[The task]: Your response should consist of every line below, reproduced without alteration.

[[ Dataset records open ]]

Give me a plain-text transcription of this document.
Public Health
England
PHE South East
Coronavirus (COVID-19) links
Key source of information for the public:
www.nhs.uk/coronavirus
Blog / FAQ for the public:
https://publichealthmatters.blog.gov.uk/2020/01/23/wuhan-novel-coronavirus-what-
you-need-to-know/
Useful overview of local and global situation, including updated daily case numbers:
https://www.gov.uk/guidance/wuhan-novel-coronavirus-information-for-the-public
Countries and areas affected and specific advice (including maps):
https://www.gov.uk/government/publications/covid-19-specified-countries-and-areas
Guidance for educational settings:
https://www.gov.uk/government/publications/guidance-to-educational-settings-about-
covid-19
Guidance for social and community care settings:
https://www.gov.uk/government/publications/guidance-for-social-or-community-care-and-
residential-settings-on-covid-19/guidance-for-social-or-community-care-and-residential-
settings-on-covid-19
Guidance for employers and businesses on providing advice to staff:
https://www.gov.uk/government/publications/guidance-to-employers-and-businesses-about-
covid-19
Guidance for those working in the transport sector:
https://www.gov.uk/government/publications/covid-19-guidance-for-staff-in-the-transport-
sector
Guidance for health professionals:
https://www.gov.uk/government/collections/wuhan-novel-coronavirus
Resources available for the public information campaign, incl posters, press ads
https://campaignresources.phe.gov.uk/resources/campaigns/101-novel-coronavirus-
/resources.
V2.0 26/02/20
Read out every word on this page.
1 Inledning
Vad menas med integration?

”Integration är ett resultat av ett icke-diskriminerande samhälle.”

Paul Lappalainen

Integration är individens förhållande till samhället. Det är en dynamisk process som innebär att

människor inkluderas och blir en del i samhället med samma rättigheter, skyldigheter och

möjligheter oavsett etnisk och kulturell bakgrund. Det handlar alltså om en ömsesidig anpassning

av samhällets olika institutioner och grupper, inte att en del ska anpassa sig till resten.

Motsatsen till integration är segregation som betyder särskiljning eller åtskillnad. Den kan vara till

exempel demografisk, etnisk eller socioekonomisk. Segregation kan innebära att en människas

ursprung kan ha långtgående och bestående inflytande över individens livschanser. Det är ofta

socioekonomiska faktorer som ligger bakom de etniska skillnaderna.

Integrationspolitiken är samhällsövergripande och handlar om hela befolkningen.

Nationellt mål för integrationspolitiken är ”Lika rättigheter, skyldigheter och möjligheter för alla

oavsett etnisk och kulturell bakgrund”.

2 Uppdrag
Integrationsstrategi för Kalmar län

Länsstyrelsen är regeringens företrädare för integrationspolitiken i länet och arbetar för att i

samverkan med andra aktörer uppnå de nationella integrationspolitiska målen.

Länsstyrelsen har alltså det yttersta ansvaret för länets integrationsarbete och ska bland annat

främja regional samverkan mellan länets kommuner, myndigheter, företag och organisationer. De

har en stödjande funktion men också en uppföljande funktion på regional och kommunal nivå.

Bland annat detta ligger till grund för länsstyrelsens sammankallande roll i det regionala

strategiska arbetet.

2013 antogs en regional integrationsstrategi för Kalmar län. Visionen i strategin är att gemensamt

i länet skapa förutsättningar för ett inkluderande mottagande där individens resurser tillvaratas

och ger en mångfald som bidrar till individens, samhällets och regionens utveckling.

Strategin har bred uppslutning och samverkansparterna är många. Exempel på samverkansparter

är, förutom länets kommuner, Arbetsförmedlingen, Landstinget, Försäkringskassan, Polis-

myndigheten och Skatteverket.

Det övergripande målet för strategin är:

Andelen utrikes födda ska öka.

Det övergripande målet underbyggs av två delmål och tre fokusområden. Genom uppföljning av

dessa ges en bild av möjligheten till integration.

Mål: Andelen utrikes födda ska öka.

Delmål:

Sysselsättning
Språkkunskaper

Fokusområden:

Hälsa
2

[[ Dataset records closed ]]

[Response]:
Give me a plain-text transcription of this document.
Public Health
England
PHE South East
Coronavirus (COVID-19) links
Key source of information for the public:
www.nhs.uk/coronavirus
Blog / FAQ for the public:
https://publichealthmatters.blog.gov.uk/2020/01/23/wuhan-novel-coronavirus-what-
you-need-to-know/
Useful overview of local and global situation, including updated daily case numbers:
https://www.gov.uk/guidance/wuhan-novel-coronavirus-information-for-the-public
Countries and areas affected and specific advice (including maps):
https://www.gov.uk/government/publications/covid-19-specified-countries-and-areas
Guidance for educational settings:
https://www.gov.uk/government/publications/guidance-to-educational-settings-about-
covid-19
Guidance for social and community care settings:
https://www.gov.uk/government/publications/guidance-for-social-or-community-care-and-
residential-settings-on-covid-19/guidance-for-social-or-community-care-and-residential-
settings-on-covid-19
Guidance for employers and businesses on providing advice to staff:
https://www.gov.uk/government/publications/guidance-to-employers-and-businesses-about-
covid-19
Guidance for those working in the transport sector:
https://www.gov.uk/government/publications/covid-19-guidance-for-staff-in-the-transport-
sector
Guidance for health professionals:
https://www.gov.uk/government/collections/wuhan-novel-coronavirus
Resources available for the public information campaign, incl posters, press ads
https://campaignresources.phe.gov.uk/resources/campaigns/101-novel-coronavirus-
/resources.
V2.0 26/02/20
Read out every word on this page.
1 Inledning
Vad menas med integration?

”Integration är ett resultat av ett icke-diskriminerande samhälle.”

Paul Lappalainen

Integration är individens förhållande till samhället. Det är en dynamisk process som innebär att

människor inkluderas och blir en del i samhället med samma rättigheter, skyldigheter och

möjligheter oavsett etnisk och kulturell bakgrund. Det handlar alltså om en ömsesidig anpassning

av samhällets olika institutioner och grupper, inte att en del ska anpassa sig till resten.

Motsatsen till integration är segregation som betyder särskiljning eller åtskillnad. Den kan vara till

exempel demografisk, etnisk eller socioekonomisk. Segregation kan innebära att en människas

ursprung kan ha långtgående och bestående inflytande över individens livschanser. Det är ofta

socioekonomiska faktorer som ligger bakom de etniska skillnaderna.

Integrationspolitiken är samhällsövergripande och handlar om hela befolkningen.

Nationellt mål för integrationspolitiken är ”Lika rättigheter, skyldigheter och möjligheter för alla

oavsett etnisk och kulturell bakgrund”.

2 Uppdrag
Integrationsstrategi för Kalmar län

Länsstyrelsen är regeringens företrädare för integrationspolitiken i länet och arbetar för att i

samverkan med andra aktörer uppnå de nationella integrationspolitiska målen.

Länsstyrelsen har alltså det yttersta ansvaret för länets integrationsarbete och ska bland annat

främja regional samverkan mellan länets kommuner, myndigheter, företag och organisationer. De

har en stödjande funktion men också en uppföljande funktion på regional och kommunal nivå.

Bland annat detta ligger till grund för länsstyrelsens sammankallande roll i det regionala

strategiska arbetet.

2013 antogs en regional integrationsstrategi för Kalmar län. Visionen i strategin är att gemensamt

i länet skapa förutsättningar för ett inkluderande mottagande där individens resurser tillvaratas

och ger en mångfald som bidrar till individens, samhällets och regionens utveckling.

Strategin har bred uppslutning och samverkansparterna är många. Exempel på samverkansparter

är, förutom länets kommuner, Arbetsförmedlingen, Landstinget, Försäkringskassan, Polis-

myndigheten och Skatteverket.

Det övergripande målet för strategin är:

Andelen utrikes födda ska öka.

Det övergripande målet underbyggs av två delmål och tre fokusområden. Genom uppföljning av

dessa ges en bild av möjligheten till integration.

Mål: Andelen utrikes födda ska öka.

Delmål:

Sysselsättning
Språkkunskaper

Fokusområden:

Hälsa
2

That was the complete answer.